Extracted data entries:

--- Start ---

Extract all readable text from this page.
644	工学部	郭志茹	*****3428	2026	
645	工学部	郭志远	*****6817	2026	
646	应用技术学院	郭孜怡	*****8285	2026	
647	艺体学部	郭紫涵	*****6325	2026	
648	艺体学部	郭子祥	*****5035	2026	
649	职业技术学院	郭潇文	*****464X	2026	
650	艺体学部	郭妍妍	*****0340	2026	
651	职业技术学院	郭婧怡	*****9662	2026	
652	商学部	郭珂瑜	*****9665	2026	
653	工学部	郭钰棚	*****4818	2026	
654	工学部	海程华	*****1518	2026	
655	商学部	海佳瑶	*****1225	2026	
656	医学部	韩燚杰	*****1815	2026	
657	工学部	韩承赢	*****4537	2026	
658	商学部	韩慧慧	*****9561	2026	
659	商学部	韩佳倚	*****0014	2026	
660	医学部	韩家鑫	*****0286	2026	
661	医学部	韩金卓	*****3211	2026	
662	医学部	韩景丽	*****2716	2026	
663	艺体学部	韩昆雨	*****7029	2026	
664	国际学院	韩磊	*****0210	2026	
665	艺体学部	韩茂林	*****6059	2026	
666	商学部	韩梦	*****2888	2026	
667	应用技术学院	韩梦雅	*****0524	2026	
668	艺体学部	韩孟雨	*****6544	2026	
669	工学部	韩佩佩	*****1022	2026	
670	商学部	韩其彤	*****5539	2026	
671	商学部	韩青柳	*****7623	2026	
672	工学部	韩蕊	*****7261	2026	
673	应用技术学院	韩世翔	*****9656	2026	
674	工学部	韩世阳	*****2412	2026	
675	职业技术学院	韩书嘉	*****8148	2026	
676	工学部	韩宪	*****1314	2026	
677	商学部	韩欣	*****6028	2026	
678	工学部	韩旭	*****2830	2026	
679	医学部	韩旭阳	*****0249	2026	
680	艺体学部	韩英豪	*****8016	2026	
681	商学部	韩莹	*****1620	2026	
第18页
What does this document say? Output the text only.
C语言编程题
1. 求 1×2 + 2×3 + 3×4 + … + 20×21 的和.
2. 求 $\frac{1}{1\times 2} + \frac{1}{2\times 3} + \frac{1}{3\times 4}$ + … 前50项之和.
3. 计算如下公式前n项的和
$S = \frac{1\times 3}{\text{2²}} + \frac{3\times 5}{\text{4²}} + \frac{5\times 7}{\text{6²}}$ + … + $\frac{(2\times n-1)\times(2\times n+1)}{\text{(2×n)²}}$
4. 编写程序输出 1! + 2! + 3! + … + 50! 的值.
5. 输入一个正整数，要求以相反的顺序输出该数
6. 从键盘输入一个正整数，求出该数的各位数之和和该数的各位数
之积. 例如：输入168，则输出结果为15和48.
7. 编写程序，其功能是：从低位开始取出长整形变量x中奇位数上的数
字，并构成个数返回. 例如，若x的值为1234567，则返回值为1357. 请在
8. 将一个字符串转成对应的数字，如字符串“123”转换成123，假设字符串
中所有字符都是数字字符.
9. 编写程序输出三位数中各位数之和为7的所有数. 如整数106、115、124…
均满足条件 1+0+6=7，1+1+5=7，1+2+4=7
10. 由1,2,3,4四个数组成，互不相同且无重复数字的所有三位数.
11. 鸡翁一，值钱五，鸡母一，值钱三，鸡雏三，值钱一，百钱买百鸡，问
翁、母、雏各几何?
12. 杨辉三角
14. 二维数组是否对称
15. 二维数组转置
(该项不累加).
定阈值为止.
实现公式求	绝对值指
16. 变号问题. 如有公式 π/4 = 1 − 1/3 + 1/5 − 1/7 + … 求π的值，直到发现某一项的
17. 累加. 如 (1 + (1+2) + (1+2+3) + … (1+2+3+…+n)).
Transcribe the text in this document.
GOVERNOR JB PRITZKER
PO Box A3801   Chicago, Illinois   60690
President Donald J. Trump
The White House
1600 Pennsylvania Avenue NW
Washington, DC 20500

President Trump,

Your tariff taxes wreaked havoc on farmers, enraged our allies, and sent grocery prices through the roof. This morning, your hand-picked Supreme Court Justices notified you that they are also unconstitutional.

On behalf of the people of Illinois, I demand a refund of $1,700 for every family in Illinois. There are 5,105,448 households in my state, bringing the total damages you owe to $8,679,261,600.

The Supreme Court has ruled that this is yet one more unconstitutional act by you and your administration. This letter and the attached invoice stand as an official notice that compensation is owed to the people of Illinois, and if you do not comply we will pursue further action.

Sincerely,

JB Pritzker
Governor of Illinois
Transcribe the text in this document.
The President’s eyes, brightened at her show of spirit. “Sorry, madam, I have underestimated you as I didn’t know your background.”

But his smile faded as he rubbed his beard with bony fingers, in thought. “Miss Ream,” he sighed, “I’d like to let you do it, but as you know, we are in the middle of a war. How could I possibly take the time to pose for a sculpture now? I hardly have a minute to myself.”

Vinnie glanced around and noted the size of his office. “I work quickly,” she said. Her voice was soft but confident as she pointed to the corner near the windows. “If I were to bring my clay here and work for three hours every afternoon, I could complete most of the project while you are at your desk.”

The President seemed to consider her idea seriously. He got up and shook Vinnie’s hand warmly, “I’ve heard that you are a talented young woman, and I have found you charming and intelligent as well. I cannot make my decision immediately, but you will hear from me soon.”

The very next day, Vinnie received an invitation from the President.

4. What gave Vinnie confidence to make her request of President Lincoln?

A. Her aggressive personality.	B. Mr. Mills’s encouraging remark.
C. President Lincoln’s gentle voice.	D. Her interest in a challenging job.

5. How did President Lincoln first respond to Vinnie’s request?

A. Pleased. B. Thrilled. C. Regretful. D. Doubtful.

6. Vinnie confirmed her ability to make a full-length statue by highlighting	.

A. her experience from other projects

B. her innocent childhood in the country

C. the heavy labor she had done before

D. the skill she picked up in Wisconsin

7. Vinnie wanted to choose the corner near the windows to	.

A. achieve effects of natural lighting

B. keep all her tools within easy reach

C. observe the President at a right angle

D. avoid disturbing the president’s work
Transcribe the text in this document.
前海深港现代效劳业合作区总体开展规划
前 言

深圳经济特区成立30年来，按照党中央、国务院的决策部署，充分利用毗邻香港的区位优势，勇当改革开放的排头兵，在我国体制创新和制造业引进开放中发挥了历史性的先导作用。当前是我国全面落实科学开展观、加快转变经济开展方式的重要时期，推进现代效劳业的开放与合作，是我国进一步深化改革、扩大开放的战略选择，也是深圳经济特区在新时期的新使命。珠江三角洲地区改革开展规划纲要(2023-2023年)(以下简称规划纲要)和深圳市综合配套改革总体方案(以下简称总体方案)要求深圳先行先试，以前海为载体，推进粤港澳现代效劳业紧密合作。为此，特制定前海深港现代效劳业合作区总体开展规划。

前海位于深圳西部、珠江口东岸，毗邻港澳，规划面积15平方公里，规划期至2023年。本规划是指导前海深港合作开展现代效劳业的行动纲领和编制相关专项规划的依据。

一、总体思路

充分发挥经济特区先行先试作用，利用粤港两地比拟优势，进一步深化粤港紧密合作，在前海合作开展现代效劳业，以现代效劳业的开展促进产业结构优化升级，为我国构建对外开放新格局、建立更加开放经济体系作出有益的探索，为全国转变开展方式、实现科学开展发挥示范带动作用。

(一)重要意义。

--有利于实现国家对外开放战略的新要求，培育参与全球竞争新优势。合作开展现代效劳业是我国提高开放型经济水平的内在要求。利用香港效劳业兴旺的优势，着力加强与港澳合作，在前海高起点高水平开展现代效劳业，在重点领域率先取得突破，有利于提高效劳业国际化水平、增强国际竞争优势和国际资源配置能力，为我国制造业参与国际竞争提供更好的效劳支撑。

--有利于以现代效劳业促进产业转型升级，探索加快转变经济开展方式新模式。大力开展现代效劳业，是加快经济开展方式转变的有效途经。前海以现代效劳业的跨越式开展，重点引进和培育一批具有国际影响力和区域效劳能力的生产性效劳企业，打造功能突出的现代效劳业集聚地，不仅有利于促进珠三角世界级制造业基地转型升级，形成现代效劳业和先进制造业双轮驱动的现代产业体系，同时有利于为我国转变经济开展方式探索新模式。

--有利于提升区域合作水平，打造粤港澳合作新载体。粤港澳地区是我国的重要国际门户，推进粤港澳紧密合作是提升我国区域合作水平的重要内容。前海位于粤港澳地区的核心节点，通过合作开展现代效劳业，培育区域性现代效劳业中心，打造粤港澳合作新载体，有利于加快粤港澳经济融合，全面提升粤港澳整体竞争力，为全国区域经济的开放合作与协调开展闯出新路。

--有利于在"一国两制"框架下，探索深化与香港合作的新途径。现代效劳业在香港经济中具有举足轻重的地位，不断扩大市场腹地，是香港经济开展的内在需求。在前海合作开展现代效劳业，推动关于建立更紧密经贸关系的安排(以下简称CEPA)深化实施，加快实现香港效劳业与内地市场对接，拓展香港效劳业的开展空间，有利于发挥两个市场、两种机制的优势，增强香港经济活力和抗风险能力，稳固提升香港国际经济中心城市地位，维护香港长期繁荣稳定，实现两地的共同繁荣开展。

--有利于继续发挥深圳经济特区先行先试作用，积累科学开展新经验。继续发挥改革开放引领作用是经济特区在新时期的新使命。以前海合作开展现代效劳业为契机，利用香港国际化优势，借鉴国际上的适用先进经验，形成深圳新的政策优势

--- End ---

> _Job_
Extract every line containing the string "near" from the material.

> _Response to this task_
Vinnie glanced around and noted the size of his office. “I work quickly,” she said. Her voice was soft but confident as she pointed to the corner near the windows. “If I were to bring my clay here and work for three hours every afternoon, I could complete most of the project while you are at your desk.”
7. Vinnie wanted to choose the corner near the windows to	.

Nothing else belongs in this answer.